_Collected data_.
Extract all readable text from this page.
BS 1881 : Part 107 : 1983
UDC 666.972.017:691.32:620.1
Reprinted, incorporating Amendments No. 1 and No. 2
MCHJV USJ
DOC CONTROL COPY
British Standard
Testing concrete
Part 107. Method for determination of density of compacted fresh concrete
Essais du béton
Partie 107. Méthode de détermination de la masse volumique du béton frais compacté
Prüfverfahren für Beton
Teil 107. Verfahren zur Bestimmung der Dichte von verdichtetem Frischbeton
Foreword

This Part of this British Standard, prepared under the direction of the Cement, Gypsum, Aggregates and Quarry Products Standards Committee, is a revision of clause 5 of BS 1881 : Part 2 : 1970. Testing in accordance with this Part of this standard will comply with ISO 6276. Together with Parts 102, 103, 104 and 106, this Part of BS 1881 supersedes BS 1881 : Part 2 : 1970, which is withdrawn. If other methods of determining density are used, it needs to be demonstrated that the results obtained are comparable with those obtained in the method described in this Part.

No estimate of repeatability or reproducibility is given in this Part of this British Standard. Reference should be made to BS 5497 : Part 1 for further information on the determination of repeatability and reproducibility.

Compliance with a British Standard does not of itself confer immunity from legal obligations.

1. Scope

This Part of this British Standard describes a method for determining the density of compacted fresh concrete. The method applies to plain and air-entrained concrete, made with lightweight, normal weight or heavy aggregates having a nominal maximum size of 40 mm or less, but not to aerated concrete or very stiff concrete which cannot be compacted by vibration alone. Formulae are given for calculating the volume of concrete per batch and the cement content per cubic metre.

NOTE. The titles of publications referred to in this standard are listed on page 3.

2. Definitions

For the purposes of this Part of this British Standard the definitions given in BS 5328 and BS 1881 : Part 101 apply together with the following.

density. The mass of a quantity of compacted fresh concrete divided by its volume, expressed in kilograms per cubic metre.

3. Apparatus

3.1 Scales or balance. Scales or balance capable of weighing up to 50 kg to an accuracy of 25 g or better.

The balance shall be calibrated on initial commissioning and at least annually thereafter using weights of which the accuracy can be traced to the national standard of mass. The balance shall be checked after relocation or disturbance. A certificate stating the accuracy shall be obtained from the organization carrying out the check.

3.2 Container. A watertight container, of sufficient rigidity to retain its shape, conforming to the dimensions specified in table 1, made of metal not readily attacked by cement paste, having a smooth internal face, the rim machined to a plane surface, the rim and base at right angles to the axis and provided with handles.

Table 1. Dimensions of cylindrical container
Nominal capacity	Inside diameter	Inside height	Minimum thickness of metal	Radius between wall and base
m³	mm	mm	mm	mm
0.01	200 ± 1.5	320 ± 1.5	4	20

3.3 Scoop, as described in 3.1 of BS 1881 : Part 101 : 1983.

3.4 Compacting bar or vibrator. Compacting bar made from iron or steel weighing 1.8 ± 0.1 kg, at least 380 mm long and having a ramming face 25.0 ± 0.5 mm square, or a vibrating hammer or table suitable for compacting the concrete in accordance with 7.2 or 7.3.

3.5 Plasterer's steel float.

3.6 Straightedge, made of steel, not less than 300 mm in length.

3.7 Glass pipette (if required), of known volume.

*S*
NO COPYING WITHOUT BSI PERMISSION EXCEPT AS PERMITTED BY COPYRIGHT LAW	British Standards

* * *

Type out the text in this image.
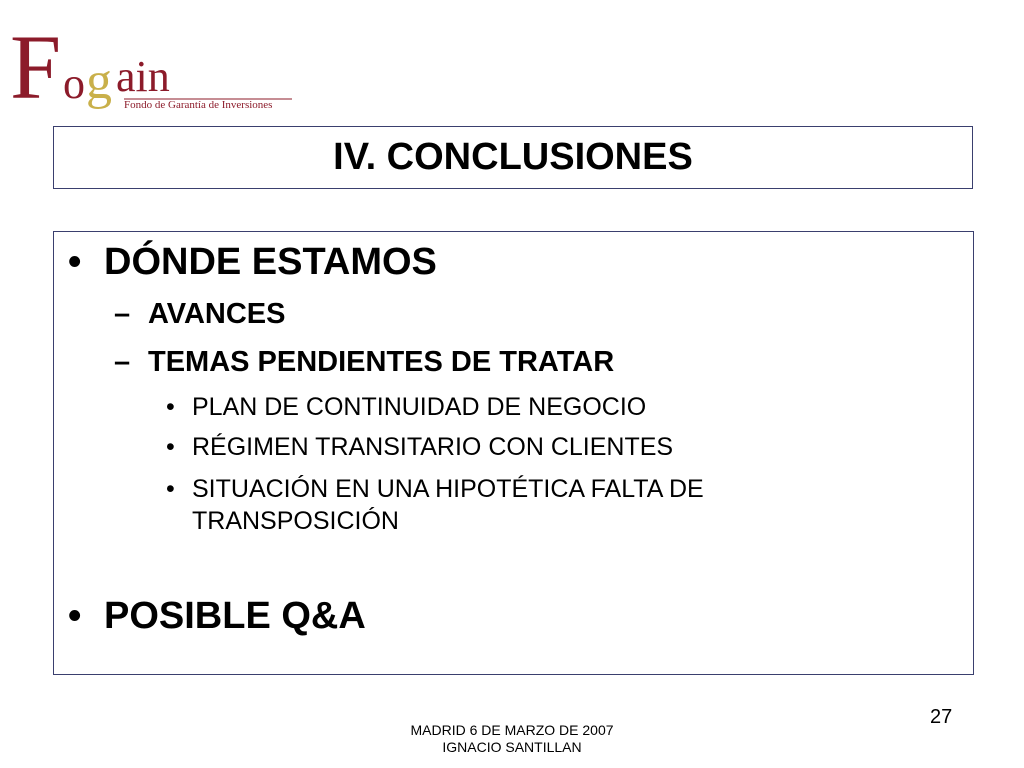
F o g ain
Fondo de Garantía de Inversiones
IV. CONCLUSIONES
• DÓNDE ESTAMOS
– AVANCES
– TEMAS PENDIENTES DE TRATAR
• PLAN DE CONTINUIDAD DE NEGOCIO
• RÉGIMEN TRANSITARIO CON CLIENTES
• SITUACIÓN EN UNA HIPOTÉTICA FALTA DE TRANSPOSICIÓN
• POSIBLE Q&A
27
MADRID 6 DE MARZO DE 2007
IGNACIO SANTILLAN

* * *

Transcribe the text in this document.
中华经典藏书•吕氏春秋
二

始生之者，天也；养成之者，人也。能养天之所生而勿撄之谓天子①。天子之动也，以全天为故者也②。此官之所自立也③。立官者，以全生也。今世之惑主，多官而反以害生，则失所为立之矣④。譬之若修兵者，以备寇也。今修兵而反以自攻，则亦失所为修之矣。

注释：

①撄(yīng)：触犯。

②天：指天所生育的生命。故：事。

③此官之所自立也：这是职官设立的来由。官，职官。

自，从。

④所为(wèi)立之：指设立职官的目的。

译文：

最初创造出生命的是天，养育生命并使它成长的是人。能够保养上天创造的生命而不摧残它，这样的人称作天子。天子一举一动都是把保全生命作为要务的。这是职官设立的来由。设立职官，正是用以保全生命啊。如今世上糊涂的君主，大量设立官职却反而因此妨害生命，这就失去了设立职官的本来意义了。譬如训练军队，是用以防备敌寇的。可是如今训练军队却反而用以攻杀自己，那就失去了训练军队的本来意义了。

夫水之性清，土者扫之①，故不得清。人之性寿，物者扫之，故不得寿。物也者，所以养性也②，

_Your task_.
Count each line above in which the string "British" appears, then state only the total.

_Reply_.
7